- **Challenge**:
Transcribe all the entries word for word, omitting any pictures they contain.

- **Excerpts from a figure dataset**:
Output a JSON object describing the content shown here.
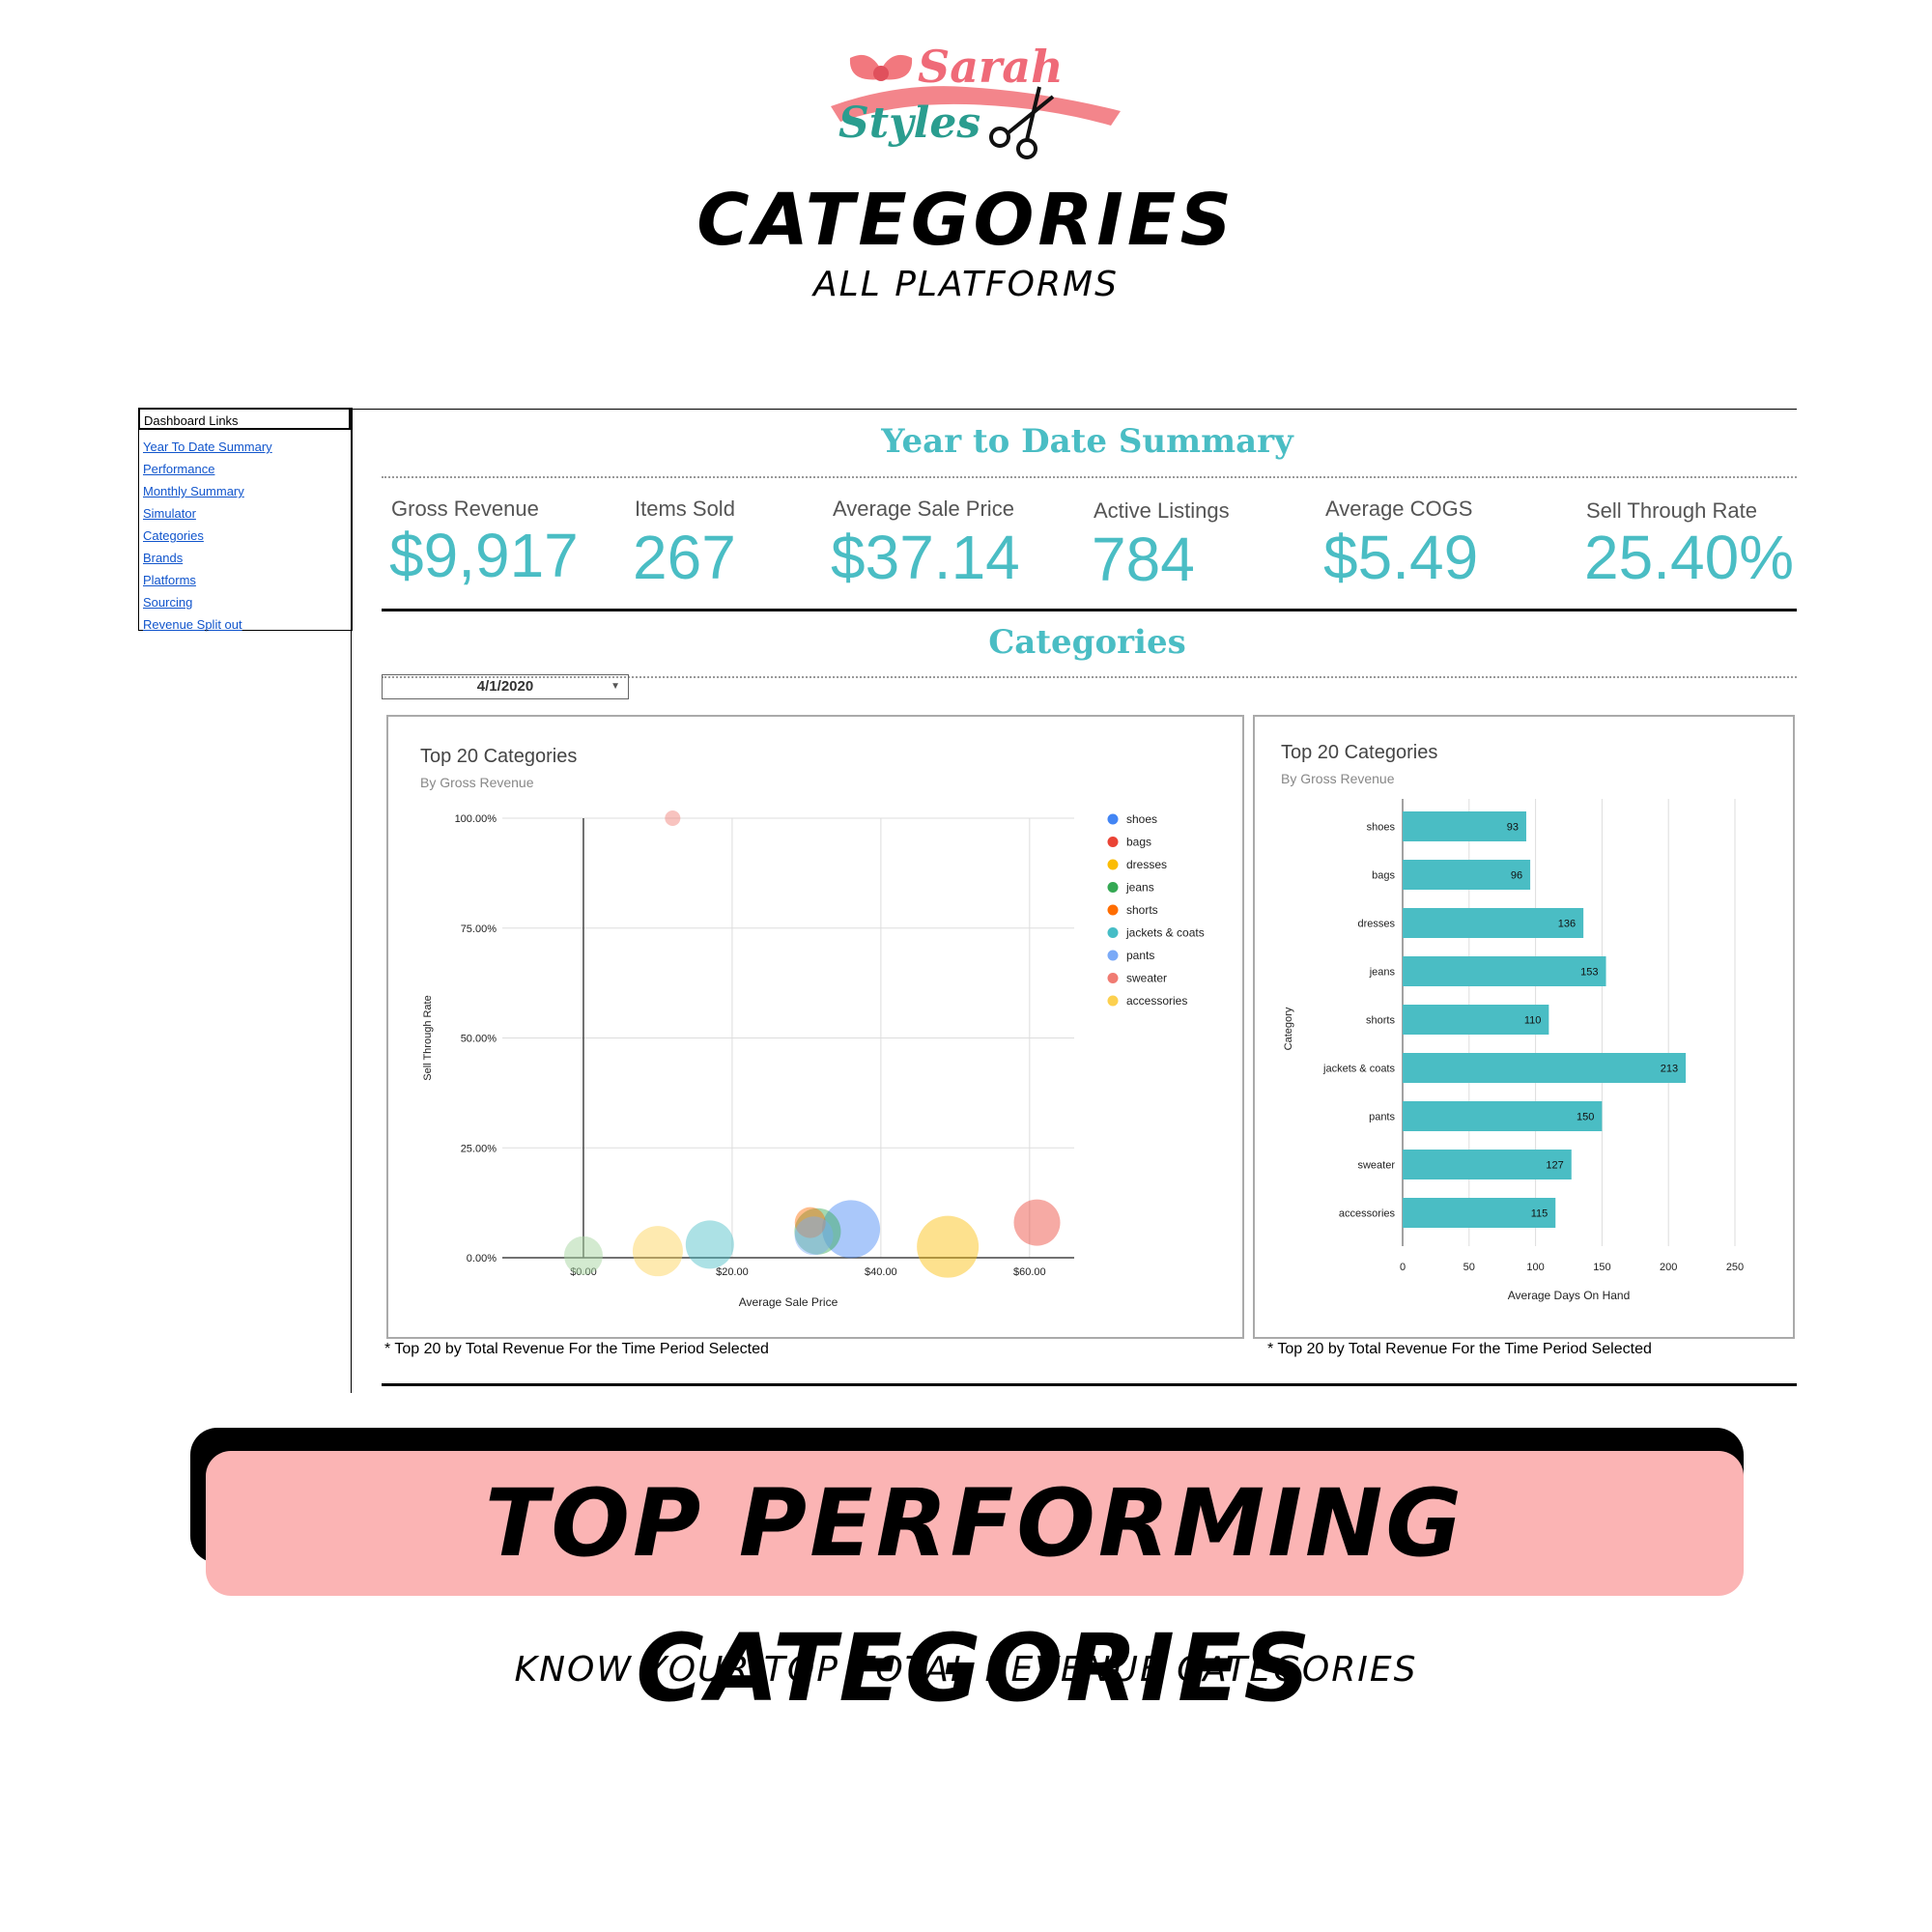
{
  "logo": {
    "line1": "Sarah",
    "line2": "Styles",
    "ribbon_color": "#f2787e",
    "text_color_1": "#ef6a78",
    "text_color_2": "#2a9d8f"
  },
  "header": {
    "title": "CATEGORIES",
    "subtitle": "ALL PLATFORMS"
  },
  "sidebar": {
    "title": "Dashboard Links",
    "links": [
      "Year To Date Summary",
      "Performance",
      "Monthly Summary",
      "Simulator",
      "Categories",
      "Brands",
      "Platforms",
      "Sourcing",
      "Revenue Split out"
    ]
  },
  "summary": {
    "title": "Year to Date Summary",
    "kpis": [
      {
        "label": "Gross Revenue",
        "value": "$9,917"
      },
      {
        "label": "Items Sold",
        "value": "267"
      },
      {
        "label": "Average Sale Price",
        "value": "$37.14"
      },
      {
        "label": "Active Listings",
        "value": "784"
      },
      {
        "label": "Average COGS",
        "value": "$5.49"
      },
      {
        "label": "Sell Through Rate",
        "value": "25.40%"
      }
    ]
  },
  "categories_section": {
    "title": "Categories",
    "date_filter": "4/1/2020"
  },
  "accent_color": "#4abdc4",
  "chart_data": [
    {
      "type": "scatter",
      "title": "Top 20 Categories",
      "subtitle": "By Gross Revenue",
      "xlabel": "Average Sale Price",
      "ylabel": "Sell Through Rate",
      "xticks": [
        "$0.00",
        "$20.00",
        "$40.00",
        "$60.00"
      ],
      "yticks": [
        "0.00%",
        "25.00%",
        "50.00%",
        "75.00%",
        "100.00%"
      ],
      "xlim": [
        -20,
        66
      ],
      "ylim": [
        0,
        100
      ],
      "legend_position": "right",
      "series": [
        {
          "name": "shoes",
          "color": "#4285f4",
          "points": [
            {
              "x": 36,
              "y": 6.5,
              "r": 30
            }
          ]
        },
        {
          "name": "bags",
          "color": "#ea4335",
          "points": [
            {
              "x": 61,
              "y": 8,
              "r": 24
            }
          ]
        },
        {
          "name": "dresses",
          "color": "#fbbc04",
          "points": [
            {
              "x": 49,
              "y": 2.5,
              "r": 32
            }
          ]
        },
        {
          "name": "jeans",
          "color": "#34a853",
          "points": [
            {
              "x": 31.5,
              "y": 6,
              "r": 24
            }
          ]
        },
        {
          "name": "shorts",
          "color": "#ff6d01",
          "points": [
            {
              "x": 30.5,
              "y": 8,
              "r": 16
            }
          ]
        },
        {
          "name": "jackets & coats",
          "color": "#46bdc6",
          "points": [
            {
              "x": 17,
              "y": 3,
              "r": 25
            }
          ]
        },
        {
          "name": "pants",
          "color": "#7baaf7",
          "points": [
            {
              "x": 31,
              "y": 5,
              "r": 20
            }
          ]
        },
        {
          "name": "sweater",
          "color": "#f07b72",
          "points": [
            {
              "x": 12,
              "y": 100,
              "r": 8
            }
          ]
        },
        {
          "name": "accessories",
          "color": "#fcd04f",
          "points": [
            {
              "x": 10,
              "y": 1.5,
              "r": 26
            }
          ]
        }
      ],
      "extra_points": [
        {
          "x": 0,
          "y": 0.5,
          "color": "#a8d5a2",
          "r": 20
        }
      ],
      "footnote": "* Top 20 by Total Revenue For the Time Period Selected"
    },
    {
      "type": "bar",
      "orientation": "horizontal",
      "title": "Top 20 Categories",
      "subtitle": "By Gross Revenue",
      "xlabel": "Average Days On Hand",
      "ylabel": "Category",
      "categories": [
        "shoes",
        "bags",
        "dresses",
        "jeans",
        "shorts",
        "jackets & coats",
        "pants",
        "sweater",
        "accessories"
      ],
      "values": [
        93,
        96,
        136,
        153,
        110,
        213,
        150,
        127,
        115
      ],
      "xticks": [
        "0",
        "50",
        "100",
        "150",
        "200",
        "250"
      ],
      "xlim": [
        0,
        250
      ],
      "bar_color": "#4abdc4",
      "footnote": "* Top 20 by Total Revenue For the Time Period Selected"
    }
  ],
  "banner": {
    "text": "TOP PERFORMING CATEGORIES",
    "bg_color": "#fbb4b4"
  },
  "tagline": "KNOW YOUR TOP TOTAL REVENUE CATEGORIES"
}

- **Complete response**:
Output a JSON object describing the content shown here.
{
  "logo": {
    "line1": "Sarah",
    "line2": "Styles",
    "ribbon_color": "#f2787e",
    "text_color_1": "#ef6a78",
    "text_color_2": "#2a9d8f"
  },
  "header": {
    "title": "CATEGORIES",
    "subtitle": "ALL PLATFORMS"
  },
  "sidebar": {
    "title": "Dashboard Links",
    "links": [
      "Year To Date Summary",
      "Performance",
      "Monthly Summary",
      "Simulator",
      "Categories",
      "Brands",
      "Platforms",
      "Sourcing",
      "Revenue Split out"
    ]
  },
  "summary": {
    "title": "Year to Date Summary",
    "kpis": [
      {
        "label": "Gross Revenue",
        "value": "$9,917"
      },
      {
        "label": "Items Sold",
        "value": "267"
      },
      {
        "label": "Average Sale Price",
        "value": "$37.14"
      },
      {
        "label": "Active Listings",
        "value": "784"
      },
      {
        "label": "Average COGS",
        "value": "$5.49"
      },
      {
        "label": "Sell Through Rate",
        "value": "25.40%"
      }
    ]
  },
  "categories_section": {
    "title": "Categories",
    "date_filter": "4/1/2020"
  },
  "accent_color": "#4abdc4",
  "chart_data": [
    {
      "type": "scatter",
      "title": "Top 20 Categories",
      "subtitle": "By Gross Revenue",
      "xlabel": "Average Sale Price",
      "ylabel": "Sell Through Rate",
      "xticks": [
        "$0.00",
        "$20.00",
        "$40.00",
        "$60.00"
      ],
      "yticks": [
        "0.00%",
        "25.00%",
        "50.00%",
        "75.00%",
        "100.00%"
      ],
      "xlim": [
        -20,
        66
      ],
      "ylim": [
        0,
        100
      ],
      "legend_position": "right",
      "series": [
        {
          "name": "shoes",
          "color": "#4285f4",
          "points": [
            {
              "x": 36,
              "y": 6.5,
              "r": 30
            }
          ]
        },
        {
          "name": "bags",
          "color": "#ea4335",
          "points": [
            {
              "x": 61,
              "y": 8,
              "r": 24
            }
          ]
        },
        {
          "name": "dresses",
          "color": "#fbbc04",
          "points": [
            {
              "x": 49,
              "y": 2.5,
              "r": 32
            }
          ]
        },
        {
          "name": "jeans",
          "color": "#34a853",
          "points": [
            {
              "x": 31.5,
              "y": 6,
              "r": 24
            }
          ]
        },
        {
          "name": "shorts",
          "color": "#ff6d01",
          "points": [
            {
              "x": 30.5,
              "y": 8,
              "r": 16
            }
          ]
        },
        {
          "name": "jackets & coats",
          "color": "#46bdc6",
          "points": [
            {
              "x": 17,
              "y": 3,
              "r": 25
            }
          ]
        },
        {
          "name": "pants",
          "color": "#7baaf7",
          "points": [
            {
              "x": 31,
              "y": 5,
              "r": 20
            }
          ]
        },
        {
          "name": "sweater",
          "color": "#f07b72",
          "points": [
            {
              "x": 12,
              "y": 100,
              "r": 8
            }
          ]
        },
        {
          "name": "accessories",
          "color": "#fcd04f",
          "points": [
            {
              "x": 10,
              "y": 1.5,
              "r": 26
            }
          ]
        }
      ],
      "extra_points": [
        {
          "x": 0,
          "y": 0.5,
          "color": "#a8d5a2",
          "r": 20
        }
      ],
      "footnote": "* Top 20 by Total Revenue For the Time Period Selected"
    },
    {
      "type": "bar",
      "orientation": "horizontal",
      "title": "Top 20 Categories",
      "subtitle": "By Gross Revenue",
      "xlabel": "Average Days On Hand",
      "ylabel": "Category",
      "categories": [
        "shoes",
        "bags",
        "dresses",
        "jeans",
        "shorts",
        "jackets & coats",
        "pants",
        "sweater",
        "accessories"
      ],
      "values": [
        93,
        96,
        136,
        153,
        110,
        213,
        150,
        127,
        115
      ],
      "xticks": [
        "0",
        "50",
        "100",
        "150",
        "200",
        "250"
      ],
      "xlim": [
        0,
        250
      ],
      "bar_color": "#4abdc4",
      "footnote": "* Top 20 by Total Revenue For the Time Period Selected"
    }
  ],
  "banner": {
    "text": "TOP PERFORMING CATEGORIES",
    "bg_color": "#fbb4b4"
  },
  "tagline": "KNOW YOUR TOP TOTAL REVENUE CATEGORIES"
}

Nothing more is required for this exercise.